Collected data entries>
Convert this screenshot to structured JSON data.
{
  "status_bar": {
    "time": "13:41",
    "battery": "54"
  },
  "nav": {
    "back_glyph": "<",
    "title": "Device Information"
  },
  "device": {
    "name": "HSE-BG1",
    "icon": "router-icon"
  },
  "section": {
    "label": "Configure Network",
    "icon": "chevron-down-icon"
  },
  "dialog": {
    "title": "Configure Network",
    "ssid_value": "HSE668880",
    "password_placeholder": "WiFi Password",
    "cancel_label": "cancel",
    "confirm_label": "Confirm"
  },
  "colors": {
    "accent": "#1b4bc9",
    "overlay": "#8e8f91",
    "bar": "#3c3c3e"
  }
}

WHAT TO PRODUCE> Working from the material above, retype it in its entirety without change.

FINISHED ANSWER>
Convert this screenshot to structured JSON data.
{
  "status_bar": {
    "time": "13:41",
    "battery": "54"
  },
  "nav": {
    "back_glyph": "<",
    "title": "Device Information"
  },
  "device": {
    "name": "HSE-BG1",
    "icon": "router-icon"
  },
  "section": {
    "label": "Configure Network",
    "icon": "chevron-down-icon"
  },
  "dialog": {
    "title": "Configure Network",
    "ssid_value": "HSE668880",
    "password_placeholder": "WiFi Password",
    "cancel_label": "cancel",
    "confirm_label": "Confirm"
  },
  "colors": {
    "accent": "#1b4bc9",
    "overlay": "#8e8f91",
    "bar": "#3c3c3e"
  }
}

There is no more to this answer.